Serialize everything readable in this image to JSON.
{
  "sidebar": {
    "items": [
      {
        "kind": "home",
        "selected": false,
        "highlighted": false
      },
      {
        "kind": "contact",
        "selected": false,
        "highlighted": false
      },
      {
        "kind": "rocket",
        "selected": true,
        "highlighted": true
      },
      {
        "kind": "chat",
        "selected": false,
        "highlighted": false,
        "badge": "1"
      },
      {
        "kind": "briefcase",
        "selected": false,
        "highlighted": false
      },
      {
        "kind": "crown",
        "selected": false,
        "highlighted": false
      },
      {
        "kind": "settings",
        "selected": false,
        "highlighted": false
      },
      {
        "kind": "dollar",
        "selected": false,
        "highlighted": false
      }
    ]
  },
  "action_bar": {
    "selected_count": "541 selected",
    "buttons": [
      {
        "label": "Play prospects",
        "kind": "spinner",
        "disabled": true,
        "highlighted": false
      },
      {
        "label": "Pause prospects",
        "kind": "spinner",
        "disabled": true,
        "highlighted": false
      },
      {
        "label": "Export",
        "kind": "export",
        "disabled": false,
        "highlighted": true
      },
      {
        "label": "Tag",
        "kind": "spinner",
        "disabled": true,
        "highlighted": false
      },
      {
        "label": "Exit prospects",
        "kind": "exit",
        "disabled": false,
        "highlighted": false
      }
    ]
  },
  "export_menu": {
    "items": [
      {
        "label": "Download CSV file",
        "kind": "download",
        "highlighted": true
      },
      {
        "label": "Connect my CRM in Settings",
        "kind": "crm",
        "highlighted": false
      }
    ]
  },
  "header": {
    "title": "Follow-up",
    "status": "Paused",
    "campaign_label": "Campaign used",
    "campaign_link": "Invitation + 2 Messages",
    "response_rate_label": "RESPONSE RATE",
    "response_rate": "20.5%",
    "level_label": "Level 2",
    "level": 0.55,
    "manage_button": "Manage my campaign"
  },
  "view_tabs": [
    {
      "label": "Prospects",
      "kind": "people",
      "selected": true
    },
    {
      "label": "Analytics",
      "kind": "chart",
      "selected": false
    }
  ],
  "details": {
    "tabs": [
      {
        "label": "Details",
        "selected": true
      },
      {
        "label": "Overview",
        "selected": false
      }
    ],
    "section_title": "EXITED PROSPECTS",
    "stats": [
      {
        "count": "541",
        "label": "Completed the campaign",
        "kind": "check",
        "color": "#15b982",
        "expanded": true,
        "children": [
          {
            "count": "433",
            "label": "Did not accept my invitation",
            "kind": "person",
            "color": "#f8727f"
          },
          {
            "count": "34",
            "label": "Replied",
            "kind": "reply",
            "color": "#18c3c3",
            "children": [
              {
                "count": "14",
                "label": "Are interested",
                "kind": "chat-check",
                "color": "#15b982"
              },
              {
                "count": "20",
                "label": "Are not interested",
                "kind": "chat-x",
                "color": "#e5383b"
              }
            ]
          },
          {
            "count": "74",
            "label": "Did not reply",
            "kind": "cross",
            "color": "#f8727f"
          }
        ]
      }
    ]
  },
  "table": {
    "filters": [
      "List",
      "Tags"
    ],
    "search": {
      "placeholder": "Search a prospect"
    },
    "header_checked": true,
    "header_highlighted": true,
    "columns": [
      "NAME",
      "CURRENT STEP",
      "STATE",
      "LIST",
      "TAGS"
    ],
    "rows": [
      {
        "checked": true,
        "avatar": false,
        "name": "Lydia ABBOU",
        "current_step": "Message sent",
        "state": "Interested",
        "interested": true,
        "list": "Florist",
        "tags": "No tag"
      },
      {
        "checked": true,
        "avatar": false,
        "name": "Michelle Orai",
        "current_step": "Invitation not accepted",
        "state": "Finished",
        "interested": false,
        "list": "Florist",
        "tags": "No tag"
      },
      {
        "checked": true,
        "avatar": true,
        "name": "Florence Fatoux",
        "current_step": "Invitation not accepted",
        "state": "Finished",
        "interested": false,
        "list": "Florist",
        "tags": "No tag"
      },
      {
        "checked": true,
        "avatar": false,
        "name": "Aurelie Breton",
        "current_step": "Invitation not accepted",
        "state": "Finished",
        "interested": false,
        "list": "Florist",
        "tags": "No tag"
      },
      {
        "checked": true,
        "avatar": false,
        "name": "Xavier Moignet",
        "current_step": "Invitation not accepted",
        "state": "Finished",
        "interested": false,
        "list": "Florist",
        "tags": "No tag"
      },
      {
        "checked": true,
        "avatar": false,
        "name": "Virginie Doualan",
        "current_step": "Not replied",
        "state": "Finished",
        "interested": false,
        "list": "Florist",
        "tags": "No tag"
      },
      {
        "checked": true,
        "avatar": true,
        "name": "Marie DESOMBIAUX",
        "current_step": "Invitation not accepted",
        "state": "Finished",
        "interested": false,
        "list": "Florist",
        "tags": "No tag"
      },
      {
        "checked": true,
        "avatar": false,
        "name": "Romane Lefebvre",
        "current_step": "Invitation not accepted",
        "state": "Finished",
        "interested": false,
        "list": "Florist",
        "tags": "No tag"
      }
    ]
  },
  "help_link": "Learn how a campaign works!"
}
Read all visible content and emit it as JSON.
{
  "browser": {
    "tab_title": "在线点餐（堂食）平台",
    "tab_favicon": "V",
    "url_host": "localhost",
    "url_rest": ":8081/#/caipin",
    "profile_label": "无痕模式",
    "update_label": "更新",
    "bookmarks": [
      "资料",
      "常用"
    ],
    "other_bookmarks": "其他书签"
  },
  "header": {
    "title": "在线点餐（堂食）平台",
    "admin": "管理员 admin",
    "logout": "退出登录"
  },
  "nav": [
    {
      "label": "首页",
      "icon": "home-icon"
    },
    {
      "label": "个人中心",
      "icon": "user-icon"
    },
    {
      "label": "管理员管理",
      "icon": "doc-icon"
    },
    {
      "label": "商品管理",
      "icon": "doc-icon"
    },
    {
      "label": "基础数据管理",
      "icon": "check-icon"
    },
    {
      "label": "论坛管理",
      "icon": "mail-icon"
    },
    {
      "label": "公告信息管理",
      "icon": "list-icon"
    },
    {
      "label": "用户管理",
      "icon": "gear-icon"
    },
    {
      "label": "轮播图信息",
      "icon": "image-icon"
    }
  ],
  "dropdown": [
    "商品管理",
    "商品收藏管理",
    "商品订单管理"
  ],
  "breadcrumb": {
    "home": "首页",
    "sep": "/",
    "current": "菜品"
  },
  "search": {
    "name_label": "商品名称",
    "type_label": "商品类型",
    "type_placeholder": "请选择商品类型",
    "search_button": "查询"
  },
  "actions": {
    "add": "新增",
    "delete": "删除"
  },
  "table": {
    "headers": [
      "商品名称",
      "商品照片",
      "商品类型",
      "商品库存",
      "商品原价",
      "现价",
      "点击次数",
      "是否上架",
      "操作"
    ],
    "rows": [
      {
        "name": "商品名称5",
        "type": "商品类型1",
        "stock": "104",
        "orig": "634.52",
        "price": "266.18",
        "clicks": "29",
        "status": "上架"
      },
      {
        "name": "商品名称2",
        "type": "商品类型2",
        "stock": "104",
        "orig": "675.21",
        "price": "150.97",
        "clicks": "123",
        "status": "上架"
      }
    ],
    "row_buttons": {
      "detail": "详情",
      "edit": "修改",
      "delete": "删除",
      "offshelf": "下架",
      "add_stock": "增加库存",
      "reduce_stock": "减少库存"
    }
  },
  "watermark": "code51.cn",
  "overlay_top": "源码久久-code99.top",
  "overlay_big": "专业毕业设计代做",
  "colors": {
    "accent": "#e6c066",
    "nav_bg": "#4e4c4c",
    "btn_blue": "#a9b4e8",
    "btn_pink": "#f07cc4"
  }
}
---+---
• INSTRUCTIONS TO FOLLOW: Search the data for the word "chat" and copy each line where it appears.

• RESPONSE TO THIS EXERCISE:
        "kind": "chat",
                "kind": "chat-check",
                "kind": "chat-x",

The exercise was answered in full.